List each line of the data in which the string "Urgencia" appears.
*** RECORDED INFORMATION Section Begins ***
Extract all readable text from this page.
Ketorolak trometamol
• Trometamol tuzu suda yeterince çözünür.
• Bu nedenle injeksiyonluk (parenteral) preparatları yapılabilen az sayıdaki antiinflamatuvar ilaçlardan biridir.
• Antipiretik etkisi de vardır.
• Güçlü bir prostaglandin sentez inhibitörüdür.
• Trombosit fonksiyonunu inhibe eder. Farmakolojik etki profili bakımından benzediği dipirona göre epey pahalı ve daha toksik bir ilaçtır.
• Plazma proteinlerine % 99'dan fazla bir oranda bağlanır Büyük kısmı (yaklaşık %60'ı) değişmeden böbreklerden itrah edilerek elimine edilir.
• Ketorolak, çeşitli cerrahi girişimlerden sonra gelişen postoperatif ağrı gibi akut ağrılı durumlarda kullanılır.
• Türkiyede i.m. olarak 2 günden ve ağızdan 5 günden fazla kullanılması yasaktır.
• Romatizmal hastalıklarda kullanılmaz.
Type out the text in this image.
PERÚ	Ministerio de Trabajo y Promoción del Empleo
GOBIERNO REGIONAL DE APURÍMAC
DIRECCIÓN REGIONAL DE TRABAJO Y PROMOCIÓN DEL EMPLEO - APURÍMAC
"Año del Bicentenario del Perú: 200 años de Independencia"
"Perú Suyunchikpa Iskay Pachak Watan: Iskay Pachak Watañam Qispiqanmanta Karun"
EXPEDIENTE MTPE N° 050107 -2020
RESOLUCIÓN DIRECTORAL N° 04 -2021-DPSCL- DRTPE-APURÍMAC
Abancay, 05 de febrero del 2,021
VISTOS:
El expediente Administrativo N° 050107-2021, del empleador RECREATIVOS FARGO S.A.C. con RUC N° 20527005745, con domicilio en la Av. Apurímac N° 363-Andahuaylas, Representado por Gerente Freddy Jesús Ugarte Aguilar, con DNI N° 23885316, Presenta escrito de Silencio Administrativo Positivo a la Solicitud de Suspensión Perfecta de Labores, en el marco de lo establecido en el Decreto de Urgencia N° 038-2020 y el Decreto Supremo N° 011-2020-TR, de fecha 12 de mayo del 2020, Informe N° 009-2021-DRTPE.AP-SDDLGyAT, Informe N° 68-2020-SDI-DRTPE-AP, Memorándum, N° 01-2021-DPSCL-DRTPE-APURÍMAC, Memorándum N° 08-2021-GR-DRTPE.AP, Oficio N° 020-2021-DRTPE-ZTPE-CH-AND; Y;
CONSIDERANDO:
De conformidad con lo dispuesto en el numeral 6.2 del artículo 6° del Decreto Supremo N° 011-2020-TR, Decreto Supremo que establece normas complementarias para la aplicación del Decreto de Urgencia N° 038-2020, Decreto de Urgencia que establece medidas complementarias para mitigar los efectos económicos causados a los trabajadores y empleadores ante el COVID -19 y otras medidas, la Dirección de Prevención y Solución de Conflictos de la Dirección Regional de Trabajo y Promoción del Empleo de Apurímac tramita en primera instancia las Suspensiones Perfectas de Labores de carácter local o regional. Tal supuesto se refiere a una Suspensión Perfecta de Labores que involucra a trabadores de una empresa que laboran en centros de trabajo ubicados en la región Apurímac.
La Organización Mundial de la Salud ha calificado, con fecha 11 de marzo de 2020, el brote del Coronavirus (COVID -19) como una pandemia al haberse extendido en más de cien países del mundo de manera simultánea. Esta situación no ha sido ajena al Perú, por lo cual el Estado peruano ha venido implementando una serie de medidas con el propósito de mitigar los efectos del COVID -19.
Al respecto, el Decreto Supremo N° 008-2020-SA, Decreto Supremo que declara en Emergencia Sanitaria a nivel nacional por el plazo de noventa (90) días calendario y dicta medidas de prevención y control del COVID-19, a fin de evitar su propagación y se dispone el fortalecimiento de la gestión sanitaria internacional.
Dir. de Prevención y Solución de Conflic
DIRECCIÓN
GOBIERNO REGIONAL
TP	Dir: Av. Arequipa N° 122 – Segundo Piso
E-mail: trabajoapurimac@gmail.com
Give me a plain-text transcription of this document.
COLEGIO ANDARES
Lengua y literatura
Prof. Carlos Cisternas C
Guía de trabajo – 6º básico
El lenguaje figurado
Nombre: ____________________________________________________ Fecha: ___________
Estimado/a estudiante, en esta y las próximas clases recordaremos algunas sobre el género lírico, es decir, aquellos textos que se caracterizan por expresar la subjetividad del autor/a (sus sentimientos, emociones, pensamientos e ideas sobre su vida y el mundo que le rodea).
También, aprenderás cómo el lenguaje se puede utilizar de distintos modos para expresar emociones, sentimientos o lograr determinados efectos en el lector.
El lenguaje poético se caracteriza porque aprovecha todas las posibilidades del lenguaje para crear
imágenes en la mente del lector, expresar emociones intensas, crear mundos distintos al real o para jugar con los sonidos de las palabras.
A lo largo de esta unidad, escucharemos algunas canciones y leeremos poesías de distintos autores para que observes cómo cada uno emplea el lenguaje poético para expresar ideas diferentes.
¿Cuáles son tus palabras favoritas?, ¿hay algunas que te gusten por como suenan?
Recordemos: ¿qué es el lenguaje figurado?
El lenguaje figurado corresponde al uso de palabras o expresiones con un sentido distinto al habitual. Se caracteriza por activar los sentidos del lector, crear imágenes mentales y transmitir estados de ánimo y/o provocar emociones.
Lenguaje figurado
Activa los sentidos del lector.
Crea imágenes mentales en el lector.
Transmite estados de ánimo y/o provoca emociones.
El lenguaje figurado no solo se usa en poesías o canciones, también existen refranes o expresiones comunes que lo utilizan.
*** RECORDED INFORMATION Section Ends ***
EXERCISE RESULT:
El expediente Administrativo N° 050107-2021, del empleador RECREATIVOS FARGO S.A.C. con RUC N° 20527005745, con domicilio en la Av. Apurímac N° 363-Andahuaylas, Representado por Gerente Freddy Jesús Ugarte Aguilar, con DNI N° 23885316, Presenta escrito de Silencio Administrativo Positivo a la Solicitud de Suspensión Perfecta de Labores, en el marco de lo establecido en el Decreto de Urgencia N° 038-2020 y el Decreto Supremo N° 011-2020-TR, de fecha 12 de mayo del 2020, Informe N° 009-2021-DRTPE.AP-SDDLGyAT, Informe N° 68-2020-SDI-DRTPE-AP, Memorándum, N° 01-2021-DPSCL-DRTPE-APURÍMAC, Memorándum N° 08-2021-GR-DRTPE.AP, Oficio N° 020-2021-DRTPE-ZTPE-CH-AND; Y;
De conformidad con lo dispuesto en el numeral 6.2 del artículo 6° del Decreto Supremo N° 011-2020-TR, Decreto Supremo que establece normas complementarias para la aplicación del Decreto de Urgencia N° 038-2020, Decreto de Urgencia que establece medidas complementarias para mitigar los efectos económicos causados a los trabajadores y empleadores ante el COVID -19 y otras medidas, la Dirección de Prevención y Solución de Conflictos de la Dirección Regional de Trabajo y Promoción del Empleo de Apurímac tramita en primera instancia las Suspensiones Perfectas de Labores de carácter local o regional. Tal supuesto se refiere a una Suspensión Perfecta de Labores que involucra a trabadores de una empresa que laboran en centros de trabajo ubicados en la región Apurímac.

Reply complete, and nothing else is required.